EXERCISE DESCRIPTION: Word for word, retype every entry in the listing.

[Start of DATA SHOWN]

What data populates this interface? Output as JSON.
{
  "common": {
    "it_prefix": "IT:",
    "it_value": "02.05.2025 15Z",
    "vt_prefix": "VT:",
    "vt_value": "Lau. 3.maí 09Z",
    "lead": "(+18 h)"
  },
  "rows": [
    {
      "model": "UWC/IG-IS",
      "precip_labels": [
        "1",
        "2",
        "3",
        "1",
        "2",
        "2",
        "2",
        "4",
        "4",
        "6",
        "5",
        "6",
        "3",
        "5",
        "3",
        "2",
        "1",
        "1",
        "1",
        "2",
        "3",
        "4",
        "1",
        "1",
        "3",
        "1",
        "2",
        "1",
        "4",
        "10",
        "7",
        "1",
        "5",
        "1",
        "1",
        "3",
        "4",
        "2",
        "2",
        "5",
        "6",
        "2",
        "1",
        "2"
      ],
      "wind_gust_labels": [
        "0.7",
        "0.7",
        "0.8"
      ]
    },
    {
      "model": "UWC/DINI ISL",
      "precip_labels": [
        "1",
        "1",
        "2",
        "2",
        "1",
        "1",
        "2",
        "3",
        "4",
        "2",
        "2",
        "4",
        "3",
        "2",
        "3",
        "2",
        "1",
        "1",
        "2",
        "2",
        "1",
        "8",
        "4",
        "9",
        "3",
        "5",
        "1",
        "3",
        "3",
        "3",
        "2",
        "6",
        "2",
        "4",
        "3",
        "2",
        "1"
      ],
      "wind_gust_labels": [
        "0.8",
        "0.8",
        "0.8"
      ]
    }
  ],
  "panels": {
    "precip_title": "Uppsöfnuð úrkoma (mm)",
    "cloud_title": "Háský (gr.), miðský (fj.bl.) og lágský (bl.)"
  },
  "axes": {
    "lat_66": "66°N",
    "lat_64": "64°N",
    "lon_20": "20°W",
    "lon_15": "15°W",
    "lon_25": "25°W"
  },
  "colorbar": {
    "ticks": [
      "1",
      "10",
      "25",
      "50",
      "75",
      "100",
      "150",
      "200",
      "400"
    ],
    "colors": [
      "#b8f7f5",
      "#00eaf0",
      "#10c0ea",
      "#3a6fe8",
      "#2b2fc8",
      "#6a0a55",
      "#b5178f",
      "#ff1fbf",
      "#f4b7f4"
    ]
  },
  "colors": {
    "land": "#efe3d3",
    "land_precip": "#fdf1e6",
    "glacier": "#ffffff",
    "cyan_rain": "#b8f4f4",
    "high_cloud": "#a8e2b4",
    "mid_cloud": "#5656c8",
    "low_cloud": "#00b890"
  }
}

[End of DATA SHOWN]

COMPLETE RESPONSE:
What data populates this interface? Output as JSON.
{
  "common": {
    "it_prefix": "IT:",
    "it_value": "02.05.2025 15Z",
    "vt_prefix": "VT:",
    "vt_value": "Lau. 3.maí 09Z",
    "lead": "(+18 h)"
  },
  "rows": [
    {
      "model": "UWC/IG-IS",
      "precip_labels": [
        "1",
        "2",
        "3",
        "1",
        "2",
        "2",
        "2",
        "4",
        "4",
        "6",
        "5",
        "6",
        "3",
        "5",
        "3",
        "2",
        "1",
        "1",
        "1",
        "2",
        "3",
        "4",
        "1",
        "1",
        "3",
        "1",
        "2",
        "1",
        "4",
        "10",
        "7",
        "1",
        "5",
        "1",
        "1",
        "3",
        "4",
        "2",
        "2",
        "5",
        "6",
        "2",
        "1",
        "2"
      ],
      "wind_gust_labels": [
        "0.7",
        "0.7",
        "0.8"
      ]
    },
    {
      "model": "UWC/DINI ISL",
      "precip_labels": [
        "1",
        "1",
        "2",
        "2",
        "1",
        "1",
        "2",
        "3",
        "4",
        "2",
        "2",
        "4",
        "3",
        "2",
        "3",
        "2",
        "1",
        "1",
        "2",
        "2",
        "1",
        "8",
        "4",
        "9",
        "3",
        "5",
        "1",
        "3",
        "3",
        "3",
        "2",
        "6",
        "2",
        "4",
        "3",
        "2",
        "1"
      ],
      "wind_gust_labels": [
        "0.8",
        "0.8",
        "0.8"
      ]
    }
  ],
  "panels": {
    "precip_title": "Uppsöfnuð úrkoma (mm)",
    "cloud_title": "Háský (gr.), miðský (fj.bl.) og lágský (bl.)"
  },
  "axes": {
    "lat_66": "66°N",
    "lat_64": "64°N",
    "lon_20": "20°W",
    "lon_15": "15°W",
    "lon_25": "25°W"
  },
  "colorbar": {
    "ticks": [
      "1",
      "10",
      "25",
      "50",
      "75",
      "100",
      "150",
      "200",
      "400"
    ],
    "colors": [
      "#b8f7f5",
      "#00eaf0",
      "#10c0ea",
      "#3a6fe8",
      "#2b2fc8",
      "#6a0a55",
      "#b5178f",
      "#ff1fbf",
      "#f4b7f4"
    ]
  },
  "colors": {
    "land": "#efe3d3",
    "land_precip": "#fdf1e6",
    "glacier": "#ffffff",
    "cyan_rain": "#b8f4f4",
    "high_cloud": "#a8e2b4",
    "mid_cloud": "#5656c8",
    "low_cloud": "#00b890"
  }
}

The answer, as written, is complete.